### STATED PROBLEM
Wherever the string "JSON" appears in a line, extract that line.

Dataset listings of figures:
— Start —

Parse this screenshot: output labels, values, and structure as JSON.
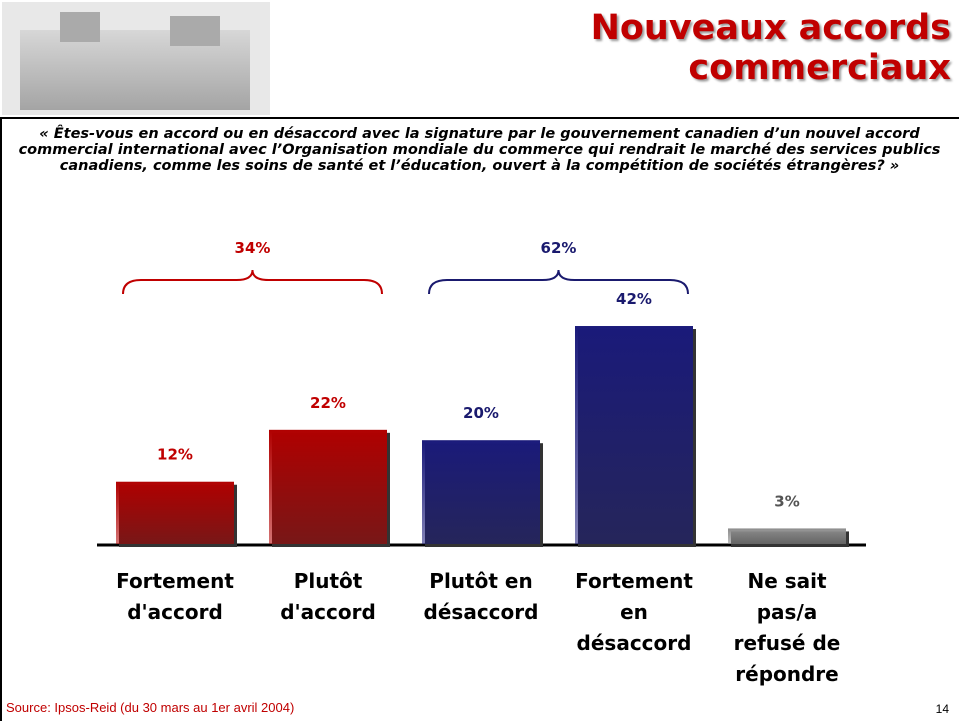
{
  "header": {
    "title": "Nouveaux accords commerciaux"
  },
  "question": "« Êtes-vous en accord ou en désaccord avec la signature par le gouvernement canadien d’un nouvel accord commercial international avec l’Organisation mondiale du commerce qui rendrait le marché des services publics canadiens, comme les soins de santé et l’éducation, ouvert à la compétition de sociétés étrangères? »",
  "chart_data": {
    "type": "bar",
    "categories": [
      "Fortement d'accord",
      "Plutôt d'accord",
      "Plutôt en désaccord",
      "Fortement en désaccord",
      "Ne sait pas/a refusé de répondre"
    ],
    "values": [
      12,
      22,
      20,
      42,
      3
    ],
    "value_labels": [
      "12%",
      "22%",
      "20%",
      "42%",
      "3%"
    ],
    "colors": [
      "#b00000",
      "#b00000",
      "#1a1a7a",
      "#1a1a7a",
      "#8c8c8c"
    ],
    "label_colors": [
      "#c00000",
      "#c00000",
      "#1a1a6e",
      "#1a1a6e",
      "#555555"
    ],
    "groups": [
      {
        "value": 34,
        "label": "34%",
        "color": "#c00000",
        "from": 0,
        "to": 1
      },
      {
        "value": 62,
        "label": "62%",
        "color": "#1a1a6e",
        "from": 2,
        "to": 3
      }
    ]
  },
  "footer": {
    "source": "Source: Ipsos-Reid (du 30 mars au 1er avril 2004)",
    "page": "14"
  }
}
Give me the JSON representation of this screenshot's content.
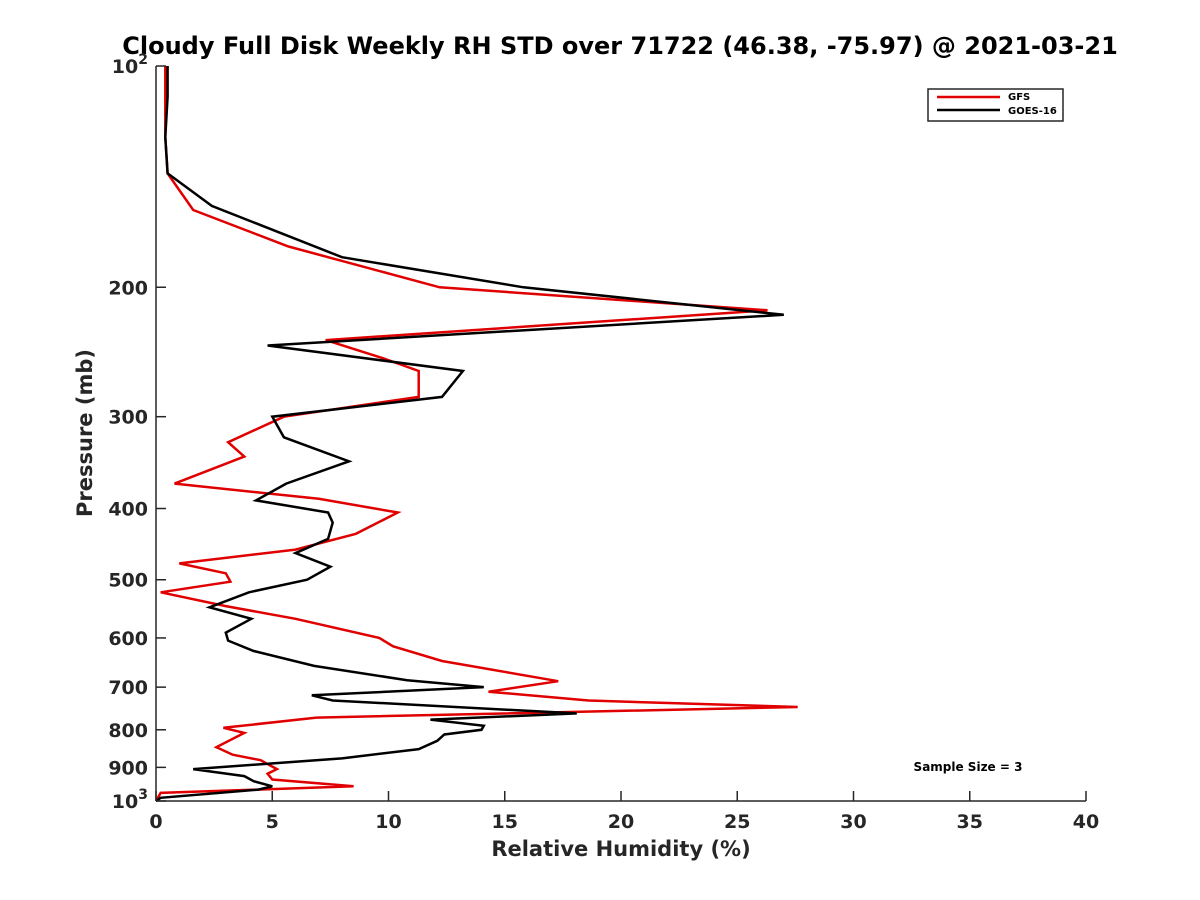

— End —

### TASK ANSWER
Parse this screenshot: output labels, values, and structure as JSON.
Give me the JSON representation of this screenshot's content.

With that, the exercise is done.